**WHAT TO WORK ON:** Reproduce every line in the listing that contains the word "область".

━━━━━ DATA TO PROCESS ━━━━━

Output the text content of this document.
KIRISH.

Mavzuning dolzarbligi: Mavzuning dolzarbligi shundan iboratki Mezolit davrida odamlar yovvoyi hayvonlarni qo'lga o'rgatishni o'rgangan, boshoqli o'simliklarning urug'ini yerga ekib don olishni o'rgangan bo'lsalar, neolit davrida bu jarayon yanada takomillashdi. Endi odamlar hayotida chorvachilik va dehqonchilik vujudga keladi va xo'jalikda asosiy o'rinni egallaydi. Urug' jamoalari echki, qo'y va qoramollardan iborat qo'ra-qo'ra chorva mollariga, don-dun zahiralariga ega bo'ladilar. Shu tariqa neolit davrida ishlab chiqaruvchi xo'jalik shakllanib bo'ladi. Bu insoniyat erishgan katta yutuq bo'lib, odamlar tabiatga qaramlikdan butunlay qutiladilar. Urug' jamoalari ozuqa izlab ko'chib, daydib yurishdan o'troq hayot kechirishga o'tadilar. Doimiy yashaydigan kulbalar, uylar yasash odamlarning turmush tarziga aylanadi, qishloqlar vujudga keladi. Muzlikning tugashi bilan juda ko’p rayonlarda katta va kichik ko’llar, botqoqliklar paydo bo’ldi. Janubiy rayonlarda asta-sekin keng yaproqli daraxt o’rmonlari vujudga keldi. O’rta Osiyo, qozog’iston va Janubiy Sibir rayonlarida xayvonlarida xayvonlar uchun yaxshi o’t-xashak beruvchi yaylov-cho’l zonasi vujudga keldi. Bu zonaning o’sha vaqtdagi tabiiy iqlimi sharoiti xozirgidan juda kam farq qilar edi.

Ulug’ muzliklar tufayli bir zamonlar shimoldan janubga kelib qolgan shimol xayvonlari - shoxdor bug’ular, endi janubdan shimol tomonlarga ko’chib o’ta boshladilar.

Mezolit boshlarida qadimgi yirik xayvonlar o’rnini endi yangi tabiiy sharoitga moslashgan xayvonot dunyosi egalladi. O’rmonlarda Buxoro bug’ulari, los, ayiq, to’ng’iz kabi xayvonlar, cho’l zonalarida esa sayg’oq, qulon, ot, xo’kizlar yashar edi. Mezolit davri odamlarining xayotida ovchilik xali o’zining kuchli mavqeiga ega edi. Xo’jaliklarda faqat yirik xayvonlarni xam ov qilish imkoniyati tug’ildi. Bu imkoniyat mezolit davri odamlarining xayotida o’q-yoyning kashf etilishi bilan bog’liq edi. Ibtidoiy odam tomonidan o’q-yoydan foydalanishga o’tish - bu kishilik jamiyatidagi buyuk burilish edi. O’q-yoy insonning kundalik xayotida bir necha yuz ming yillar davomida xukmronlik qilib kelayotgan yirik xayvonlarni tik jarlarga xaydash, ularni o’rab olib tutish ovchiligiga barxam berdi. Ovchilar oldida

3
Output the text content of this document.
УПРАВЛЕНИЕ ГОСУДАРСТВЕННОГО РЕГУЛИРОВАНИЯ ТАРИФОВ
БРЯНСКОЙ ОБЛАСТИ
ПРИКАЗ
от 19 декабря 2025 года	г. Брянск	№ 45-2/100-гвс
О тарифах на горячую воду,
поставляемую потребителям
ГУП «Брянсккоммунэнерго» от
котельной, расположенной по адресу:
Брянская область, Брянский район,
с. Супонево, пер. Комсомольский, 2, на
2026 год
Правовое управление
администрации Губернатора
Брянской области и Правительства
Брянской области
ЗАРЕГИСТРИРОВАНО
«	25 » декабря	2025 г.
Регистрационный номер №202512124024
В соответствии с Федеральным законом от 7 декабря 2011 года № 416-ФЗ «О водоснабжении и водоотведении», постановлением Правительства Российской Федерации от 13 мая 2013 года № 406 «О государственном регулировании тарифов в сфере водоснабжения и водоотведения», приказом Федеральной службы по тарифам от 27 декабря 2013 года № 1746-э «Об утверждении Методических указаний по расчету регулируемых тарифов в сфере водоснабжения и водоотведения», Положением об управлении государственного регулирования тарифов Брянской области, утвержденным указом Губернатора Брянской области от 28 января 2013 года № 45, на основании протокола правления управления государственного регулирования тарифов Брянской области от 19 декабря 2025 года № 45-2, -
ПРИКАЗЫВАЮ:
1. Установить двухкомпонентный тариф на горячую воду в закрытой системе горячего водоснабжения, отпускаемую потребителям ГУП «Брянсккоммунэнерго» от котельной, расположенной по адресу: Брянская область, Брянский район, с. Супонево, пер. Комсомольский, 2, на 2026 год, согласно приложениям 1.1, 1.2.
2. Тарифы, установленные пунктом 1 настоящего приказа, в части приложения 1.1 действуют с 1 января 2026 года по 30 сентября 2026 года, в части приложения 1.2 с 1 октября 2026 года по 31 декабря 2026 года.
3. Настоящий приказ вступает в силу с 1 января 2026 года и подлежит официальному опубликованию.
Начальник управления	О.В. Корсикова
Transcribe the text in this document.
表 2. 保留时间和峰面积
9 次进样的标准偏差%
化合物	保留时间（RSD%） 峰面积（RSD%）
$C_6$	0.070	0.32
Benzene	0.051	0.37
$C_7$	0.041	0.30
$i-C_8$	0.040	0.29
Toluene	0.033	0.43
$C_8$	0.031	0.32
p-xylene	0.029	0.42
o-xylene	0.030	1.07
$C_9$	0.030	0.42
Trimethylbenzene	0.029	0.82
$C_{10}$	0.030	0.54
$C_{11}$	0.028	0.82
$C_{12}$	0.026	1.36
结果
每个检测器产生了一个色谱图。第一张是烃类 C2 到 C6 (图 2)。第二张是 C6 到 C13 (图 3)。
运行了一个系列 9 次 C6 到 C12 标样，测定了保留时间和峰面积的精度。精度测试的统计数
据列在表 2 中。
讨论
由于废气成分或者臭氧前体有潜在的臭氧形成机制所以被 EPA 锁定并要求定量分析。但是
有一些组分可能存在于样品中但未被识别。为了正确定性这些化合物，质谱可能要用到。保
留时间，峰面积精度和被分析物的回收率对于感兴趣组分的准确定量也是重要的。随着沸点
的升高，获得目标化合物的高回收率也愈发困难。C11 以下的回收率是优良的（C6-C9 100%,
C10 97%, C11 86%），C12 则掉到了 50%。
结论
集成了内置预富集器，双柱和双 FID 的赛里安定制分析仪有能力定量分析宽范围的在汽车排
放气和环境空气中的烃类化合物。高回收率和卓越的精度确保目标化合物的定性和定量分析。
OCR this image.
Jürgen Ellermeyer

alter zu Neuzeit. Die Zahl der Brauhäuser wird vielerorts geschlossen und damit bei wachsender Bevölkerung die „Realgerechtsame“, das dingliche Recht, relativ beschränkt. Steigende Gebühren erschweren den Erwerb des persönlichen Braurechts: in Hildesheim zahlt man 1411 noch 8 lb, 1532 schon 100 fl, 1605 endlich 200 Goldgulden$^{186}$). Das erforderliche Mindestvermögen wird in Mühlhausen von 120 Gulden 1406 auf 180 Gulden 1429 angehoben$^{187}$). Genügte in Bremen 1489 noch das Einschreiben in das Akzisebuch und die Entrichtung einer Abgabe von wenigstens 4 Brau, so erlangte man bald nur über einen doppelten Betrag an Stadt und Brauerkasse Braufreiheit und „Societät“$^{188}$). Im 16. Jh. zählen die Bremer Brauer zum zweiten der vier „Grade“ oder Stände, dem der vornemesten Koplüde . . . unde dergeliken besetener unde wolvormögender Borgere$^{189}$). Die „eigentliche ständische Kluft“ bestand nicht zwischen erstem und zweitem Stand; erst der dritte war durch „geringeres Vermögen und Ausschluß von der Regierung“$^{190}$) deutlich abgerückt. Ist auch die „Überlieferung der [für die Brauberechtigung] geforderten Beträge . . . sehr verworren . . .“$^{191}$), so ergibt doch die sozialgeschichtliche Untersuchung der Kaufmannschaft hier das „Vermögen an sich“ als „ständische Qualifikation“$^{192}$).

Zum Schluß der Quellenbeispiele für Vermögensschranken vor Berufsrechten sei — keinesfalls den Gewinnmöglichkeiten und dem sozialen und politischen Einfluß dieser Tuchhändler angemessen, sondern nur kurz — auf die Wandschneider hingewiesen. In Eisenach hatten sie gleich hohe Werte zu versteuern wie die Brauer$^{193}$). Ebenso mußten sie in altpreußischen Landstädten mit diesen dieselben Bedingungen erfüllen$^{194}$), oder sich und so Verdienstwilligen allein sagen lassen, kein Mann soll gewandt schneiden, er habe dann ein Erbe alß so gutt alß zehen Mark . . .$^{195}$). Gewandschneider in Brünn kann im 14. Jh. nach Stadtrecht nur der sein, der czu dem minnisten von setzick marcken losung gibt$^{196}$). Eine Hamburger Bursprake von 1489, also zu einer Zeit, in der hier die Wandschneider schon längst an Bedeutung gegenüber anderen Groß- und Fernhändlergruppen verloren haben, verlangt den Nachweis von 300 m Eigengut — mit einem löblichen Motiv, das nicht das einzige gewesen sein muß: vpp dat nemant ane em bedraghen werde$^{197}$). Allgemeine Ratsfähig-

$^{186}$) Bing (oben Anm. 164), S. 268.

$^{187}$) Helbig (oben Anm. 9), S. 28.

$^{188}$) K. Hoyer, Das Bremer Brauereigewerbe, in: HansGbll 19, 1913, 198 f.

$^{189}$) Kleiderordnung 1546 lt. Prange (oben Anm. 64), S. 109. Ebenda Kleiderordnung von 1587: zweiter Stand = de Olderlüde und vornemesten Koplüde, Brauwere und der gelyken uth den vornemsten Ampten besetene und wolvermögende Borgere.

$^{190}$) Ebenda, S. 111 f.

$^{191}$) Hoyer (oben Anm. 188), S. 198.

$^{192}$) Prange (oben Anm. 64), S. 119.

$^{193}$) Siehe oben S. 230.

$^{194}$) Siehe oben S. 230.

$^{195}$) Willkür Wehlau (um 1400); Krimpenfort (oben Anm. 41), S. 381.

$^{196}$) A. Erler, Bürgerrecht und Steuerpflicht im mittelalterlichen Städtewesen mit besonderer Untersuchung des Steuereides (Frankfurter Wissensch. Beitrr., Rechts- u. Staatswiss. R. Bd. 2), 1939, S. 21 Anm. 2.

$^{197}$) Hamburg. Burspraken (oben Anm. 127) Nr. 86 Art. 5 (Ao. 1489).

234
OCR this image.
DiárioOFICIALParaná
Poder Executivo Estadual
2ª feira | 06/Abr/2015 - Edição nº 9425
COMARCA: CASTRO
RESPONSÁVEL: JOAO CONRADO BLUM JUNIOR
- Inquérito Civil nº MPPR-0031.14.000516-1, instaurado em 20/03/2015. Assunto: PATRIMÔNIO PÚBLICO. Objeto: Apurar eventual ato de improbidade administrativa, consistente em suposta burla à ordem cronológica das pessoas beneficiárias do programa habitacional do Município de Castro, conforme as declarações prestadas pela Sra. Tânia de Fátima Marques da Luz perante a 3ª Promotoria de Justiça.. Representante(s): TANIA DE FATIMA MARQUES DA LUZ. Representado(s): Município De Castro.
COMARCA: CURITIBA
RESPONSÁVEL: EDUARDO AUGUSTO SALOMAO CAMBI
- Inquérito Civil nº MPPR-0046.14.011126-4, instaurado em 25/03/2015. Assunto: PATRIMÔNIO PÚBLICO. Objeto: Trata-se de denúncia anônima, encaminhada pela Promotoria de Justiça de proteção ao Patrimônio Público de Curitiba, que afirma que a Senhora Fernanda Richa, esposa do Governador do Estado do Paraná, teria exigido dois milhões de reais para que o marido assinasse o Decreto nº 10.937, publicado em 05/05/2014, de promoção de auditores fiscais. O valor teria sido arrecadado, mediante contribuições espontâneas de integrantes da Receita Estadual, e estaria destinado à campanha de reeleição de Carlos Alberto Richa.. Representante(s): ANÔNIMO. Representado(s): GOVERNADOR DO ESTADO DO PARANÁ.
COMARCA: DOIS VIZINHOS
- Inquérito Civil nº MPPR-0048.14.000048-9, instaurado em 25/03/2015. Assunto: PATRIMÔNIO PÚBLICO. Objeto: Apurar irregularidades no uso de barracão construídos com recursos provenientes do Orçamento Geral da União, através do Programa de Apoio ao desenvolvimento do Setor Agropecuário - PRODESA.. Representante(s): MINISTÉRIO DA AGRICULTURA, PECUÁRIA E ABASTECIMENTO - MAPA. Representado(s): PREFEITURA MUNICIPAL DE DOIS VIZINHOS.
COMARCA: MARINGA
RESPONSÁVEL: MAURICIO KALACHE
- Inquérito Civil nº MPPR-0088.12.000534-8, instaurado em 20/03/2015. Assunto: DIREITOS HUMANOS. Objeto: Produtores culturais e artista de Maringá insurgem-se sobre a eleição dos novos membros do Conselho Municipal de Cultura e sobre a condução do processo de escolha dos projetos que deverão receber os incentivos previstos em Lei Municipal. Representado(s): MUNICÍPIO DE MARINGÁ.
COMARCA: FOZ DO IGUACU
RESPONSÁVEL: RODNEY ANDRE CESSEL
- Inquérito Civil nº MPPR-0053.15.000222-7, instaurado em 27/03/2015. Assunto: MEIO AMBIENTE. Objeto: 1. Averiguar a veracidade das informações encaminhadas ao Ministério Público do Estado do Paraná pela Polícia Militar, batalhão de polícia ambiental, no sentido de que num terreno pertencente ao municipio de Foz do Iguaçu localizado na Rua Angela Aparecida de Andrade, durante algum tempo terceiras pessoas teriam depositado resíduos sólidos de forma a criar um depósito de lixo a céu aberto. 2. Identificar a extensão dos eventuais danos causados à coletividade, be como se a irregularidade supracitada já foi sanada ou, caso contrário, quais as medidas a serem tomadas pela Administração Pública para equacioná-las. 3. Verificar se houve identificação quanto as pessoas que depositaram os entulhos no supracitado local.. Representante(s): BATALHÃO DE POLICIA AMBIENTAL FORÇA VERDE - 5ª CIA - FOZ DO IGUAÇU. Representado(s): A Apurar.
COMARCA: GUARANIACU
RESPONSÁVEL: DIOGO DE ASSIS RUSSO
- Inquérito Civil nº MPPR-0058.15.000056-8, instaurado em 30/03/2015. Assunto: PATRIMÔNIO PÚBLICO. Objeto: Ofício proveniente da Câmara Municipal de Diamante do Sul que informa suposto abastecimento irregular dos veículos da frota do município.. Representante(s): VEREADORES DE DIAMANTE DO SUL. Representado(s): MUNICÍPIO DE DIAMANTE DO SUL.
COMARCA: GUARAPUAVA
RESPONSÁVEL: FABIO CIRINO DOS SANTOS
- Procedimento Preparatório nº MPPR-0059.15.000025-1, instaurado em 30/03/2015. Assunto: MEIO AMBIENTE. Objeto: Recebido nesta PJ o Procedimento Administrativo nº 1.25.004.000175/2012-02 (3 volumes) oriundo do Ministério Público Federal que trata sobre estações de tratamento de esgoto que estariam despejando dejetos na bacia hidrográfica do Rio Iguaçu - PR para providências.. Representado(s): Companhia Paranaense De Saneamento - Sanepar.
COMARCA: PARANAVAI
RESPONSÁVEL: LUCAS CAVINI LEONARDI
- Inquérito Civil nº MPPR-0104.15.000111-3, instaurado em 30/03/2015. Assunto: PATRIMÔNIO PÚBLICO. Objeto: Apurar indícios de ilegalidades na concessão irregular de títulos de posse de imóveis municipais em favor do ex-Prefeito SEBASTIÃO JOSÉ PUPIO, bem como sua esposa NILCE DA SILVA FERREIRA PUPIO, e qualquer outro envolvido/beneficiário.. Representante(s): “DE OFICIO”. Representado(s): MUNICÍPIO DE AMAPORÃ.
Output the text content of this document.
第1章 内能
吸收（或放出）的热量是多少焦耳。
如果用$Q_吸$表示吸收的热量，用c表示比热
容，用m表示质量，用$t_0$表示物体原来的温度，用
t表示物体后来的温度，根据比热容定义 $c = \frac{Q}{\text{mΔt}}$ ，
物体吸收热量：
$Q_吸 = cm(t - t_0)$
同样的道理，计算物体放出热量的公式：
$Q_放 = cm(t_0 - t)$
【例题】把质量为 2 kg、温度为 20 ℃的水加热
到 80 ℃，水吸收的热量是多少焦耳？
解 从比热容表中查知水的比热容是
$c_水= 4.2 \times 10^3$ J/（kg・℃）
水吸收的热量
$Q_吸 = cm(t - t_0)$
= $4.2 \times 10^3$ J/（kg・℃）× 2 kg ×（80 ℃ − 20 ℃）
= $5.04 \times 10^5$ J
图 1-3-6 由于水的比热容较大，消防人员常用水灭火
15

━━━━━

**ANSWER IN FULL:**
Брянская область, Брянский район,
1. Установить двухкомпонентный тариф на горячую воду в закрытой системе горячего водоснабжения, отпускаемую потребителям ГУП «Брянсккоммунэнерго» от котельной, расположенной по адресу: Брянская область, Брянский район, с. Супонево, пер. Комсомольский, 2, на 2026 год, согласно приложениям 1.1, 1.2.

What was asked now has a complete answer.